> [Excerpted data]:
━━━━
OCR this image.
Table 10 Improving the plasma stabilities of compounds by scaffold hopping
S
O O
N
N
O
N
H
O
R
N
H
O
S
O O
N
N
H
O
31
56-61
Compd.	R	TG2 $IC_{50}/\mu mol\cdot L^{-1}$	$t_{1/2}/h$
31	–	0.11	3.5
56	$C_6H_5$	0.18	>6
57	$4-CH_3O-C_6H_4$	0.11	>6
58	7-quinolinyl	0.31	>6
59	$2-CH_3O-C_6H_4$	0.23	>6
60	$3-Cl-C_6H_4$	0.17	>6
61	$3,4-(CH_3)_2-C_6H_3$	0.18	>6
━━━━
> [Exercise brief]:
Restate the data above word for word, please.

> [Output for this exercise]:
OCR this image.
Table 10 Improving the plasma stabilities of compounds by scaffold hopping
S
O O
N
N
O
N
H
O
R
N
H
O
S
O O
N
N
H
O
31
56-61
Compd.	R	TG2 $IC_{50}/\mu mol\cdot L^{-1}$	$t_{1/2}/h$
31	–	0.11	3.5
56	$C_6H_5$	0.18	>6
57	$4-CH_3O-C_6H_4$	0.11	>6
58	7-quinolinyl	0.31	>6
59	$2-CH_3O-C_6H_4$	0.23	>6
60	$3-Cl-C_6H_4$	0.17	>6
61	$3,4-(CH_3)_2-C_6H_3$	0.18	>6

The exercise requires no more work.